■ **Short exercise**: Gather, from the listing beneath this task, every line holding the string "description".

==== Given data ====

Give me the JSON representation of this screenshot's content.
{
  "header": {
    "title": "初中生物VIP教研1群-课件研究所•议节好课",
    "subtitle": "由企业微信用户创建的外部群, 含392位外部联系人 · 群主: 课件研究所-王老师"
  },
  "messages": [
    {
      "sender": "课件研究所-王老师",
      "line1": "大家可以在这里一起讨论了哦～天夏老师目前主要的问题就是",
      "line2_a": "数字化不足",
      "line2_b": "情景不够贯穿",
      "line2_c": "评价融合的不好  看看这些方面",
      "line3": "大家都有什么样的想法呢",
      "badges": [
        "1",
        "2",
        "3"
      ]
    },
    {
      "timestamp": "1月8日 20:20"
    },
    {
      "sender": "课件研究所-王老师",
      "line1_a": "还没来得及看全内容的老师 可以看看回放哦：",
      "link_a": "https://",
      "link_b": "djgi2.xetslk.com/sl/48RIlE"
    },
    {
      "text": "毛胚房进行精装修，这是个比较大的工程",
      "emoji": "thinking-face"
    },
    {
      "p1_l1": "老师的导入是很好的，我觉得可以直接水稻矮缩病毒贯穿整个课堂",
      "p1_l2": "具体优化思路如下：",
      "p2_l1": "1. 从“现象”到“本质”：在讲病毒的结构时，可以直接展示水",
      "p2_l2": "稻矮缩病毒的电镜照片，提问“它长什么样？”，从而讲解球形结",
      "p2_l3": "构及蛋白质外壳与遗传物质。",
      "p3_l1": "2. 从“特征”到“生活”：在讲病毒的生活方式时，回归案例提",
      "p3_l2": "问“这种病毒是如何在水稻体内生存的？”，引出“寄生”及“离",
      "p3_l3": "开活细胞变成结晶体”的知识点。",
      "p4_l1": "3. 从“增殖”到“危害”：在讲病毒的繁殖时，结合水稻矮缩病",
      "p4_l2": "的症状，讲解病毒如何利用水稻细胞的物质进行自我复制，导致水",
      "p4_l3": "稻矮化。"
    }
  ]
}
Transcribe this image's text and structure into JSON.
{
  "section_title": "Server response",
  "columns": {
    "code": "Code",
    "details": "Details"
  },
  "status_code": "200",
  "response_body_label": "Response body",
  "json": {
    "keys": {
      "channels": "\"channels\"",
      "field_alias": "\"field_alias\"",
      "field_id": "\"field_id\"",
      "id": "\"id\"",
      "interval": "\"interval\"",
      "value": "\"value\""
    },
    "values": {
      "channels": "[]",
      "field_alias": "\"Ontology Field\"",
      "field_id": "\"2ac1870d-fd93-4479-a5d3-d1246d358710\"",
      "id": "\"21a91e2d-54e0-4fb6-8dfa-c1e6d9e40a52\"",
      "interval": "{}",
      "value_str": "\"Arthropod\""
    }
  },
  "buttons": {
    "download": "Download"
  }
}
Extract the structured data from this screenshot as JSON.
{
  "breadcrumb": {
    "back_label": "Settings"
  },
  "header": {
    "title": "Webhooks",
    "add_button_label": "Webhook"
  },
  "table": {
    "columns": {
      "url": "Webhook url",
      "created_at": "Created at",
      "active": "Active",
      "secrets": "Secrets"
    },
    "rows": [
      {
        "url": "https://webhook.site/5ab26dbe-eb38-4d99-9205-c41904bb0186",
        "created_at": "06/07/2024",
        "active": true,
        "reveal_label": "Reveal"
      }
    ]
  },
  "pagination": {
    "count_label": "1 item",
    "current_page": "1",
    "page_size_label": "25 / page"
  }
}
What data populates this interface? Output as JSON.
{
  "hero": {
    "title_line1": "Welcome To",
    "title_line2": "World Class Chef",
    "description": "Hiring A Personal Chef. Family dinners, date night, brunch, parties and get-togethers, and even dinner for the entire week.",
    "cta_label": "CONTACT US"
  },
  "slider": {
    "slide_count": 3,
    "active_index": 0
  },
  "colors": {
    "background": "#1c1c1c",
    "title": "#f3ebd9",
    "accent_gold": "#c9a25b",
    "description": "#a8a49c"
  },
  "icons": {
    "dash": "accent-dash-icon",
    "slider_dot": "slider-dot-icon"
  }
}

====

■ **The result**:
    "description": "Hiring A Personal Chef. Family dinners, date night, brunch, parties and get-togethers, and even dinner for the entire week.",
    "description": "#a8a49c"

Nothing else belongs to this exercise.